Figure record extracts
========================================
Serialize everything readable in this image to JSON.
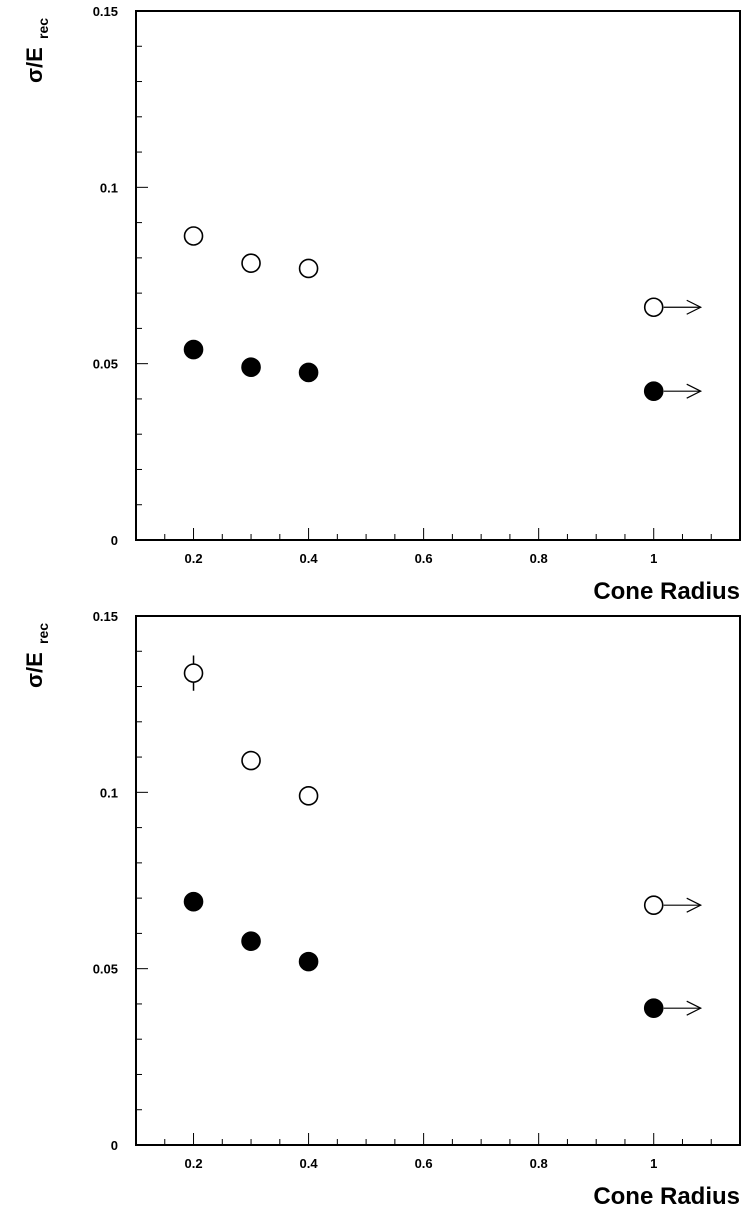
{
  "chart_data": [
    {
      "type": "scatter",
      "xlabel": "Cone Radius",
      "ylabel_main": "σ/E",
      "ylabel_sub": "rec",
      "xlim": [
        0.1,
        1.15
      ],
      "ylim": [
        0,
        0.15
      ],
      "x_ticks": [
        "0.2",
        "0.4",
        "0.6",
        "0.8",
        "1"
      ],
      "x_tick_values": [
        0.2,
        0.4,
        0.6,
        0.8,
        1.0
      ],
      "y_ticks": [
        "0",
        "0.05",
        "0.1",
        "0.15"
      ],
      "y_tick_values": [
        0,
        0.05,
        0.1,
        0.15
      ],
      "grid": false,
      "series": [
        {
          "marker": "open-circle",
          "x": [
            0.2,
            0.3,
            0.4,
            1.0
          ],
          "y": [
            0.0862,
            0.0785,
            0.077,
            0.066
          ],
          "err": [
            0.0005,
            0.0005,
            0.0005,
            0.0005
          ],
          "arrow_right_on_last": true
        },
        {
          "marker": "filled-circle",
          "x": [
            0.2,
            0.3,
            0.4,
            1.0
          ],
          "y": [
            0.054,
            0.049,
            0.0475,
            0.0422
          ],
          "err": [
            0.0004,
            0.0004,
            0.0004,
            0.0004
          ],
          "arrow_right_on_last": true
        }
      ]
    },
    {
      "type": "scatter",
      "xlabel": "Cone Radius",
      "ylabel_main": "σ/E",
      "ylabel_sub": "rec",
      "xlim": [
        0.1,
        1.15
      ],
      "ylim": [
        0,
        0.15
      ],
      "x_ticks": [
        "0.2",
        "0.4",
        "0.6",
        "0.8",
        "1"
      ],
      "x_tick_values": [
        0.2,
        0.4,
        0.6,
        0.8,
        1.0
      ],
      "y_ticks": [
        "0",
        "0.05",
        "0.1",
        "0.15"
      ],
      "y_tick_values": [
        0,
        0.05,
        0.1,
        0.15
      ],
      "grid": false,
      "series": [
        {
          "marker": "open-circle",
          "x": [
            0.2,
            0.3,
            0.4,
            1.0
          ],
          "y": [
            0.1338,
            0.109,
            0.099,
            0.068
          ],
          "err": [
            0.005,
            0.0025,
            0.001,
            0.0005
          ],
          "arrow_right_on_last": true
        },
        {
          "marker": "filled-circle",
          "x": [
            0.2,
            0.3,
            0.4,
            1.0
          ],
          "y": [
            0.069,
            0.0578,
            0.052,
            0.0388
          ],
          "err": [
            0.0008,
            0.0006,
            0.0005,
            0.0004
          ],
          "arrow_right_on_last": true
        }
      ]
    }
  ]
}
========================================
→ **DIRECTIVE**: Copy the entries exactly. Leave out the images.

→ **EXERCISE SOLUTION**:
Serialize everything readable in this image to JSON.
{
  "chart_data": [
    {
      "type": "scatter",
      "xlabel": "Cone Radius",
      "ylabel_main": "σ/E",
      "ylabel_sub": "rec",
      "xlim": [
        0.1,
        1.15
      ],
      "ylim": [
        0,
        0.15
      ],
      "x_ticks": [
        "0.2",
        "0.4",
        "0.6",
        "0.8",
        "1"
      ],
      "x_tick_values": [
        0.2,
        0.4,
        0.6,
        0.8,
        1.0
      ],
      "y_ticks": [
        "0",
        "0.05",
        "0.1",
        "0.15"
      ],
      "y_tick_values": [
        0,
        0.05,
        0.1,
        0.15
      ],
      "grid": false,
      "series": [
        {
          "marker": "open-circle",
          "x": [
            0.2,
            0.3,
            0.4,
            1.0
          ],
          "y": [
            0.0862,
            0.0785,
            0.077,
            0.066
          ],
          "err": [
            0.0005,
            0.0005,
            0.0005,
            0.0005
          ],
          "arrow_right_on_last": true
        },
        {
          "marker": "filled-circle",
          "x": [
            0.2,
            0.3,
            0.4,
            1.0
          ],
          "y": [
            0.054,
            0.049,
            0.0475,
            0.0422
          ],
          "err": [
            0.0004,
            0.0004,
            0.0004,
            0.0004
          ],
          "arrow_right_on_last": true
        }
      ]
    },
    {
      "type": "scatter",
      "xlabel": "Cone Radius",
      "ylabel_main": "σ/E",
      "ylabel_sub": "rec",
      "xlim": [
        0.1,
        1.15
      ],
      "ylim": [
        0,
        0.15
      ],
      "x_ticks": [
        "0.2",
        "0.4",
        "0.6",
        "0.8",
        "1"
      ],
      "x_tick_values": [
        0.2,
        0.4,
        0.6,
        0.8,
        1.0
      ],
      "y_ticks": [
        "0",
        "0.05",
        "0.1",
        "0.15"
      ],
      "y_tick_values": [
        0,
        0.05,
        0.1,
        0.15
      ],
      "grid": false,
      "series": [
        {
          "marker": "open-circle",
          "x": [
            0.2,
            0.3,
            0.4,
            1.0
          ],
          "y": [
            0.1338,
            0.109,
            0.099,
            0.068
          ],
          "err": [
            0.005,
            0.0025,
            0.001,
            0.0005
          ],
          "arrow_right_on_last": true
        },
        {
          "marker": "filled-circle",
          "x": [
            0.2,
            0.3,
            0.4,
            1.0
          ],
          "y": [
            0.069,
            0.0578,
            0.052,
            0.0388
          ],
          "err": [
            0.0008,
            0.0006,
            0.0005,
            0.0004
          ],
          "arrow_right_on_last": true
        }
      ]
    }
  ]
}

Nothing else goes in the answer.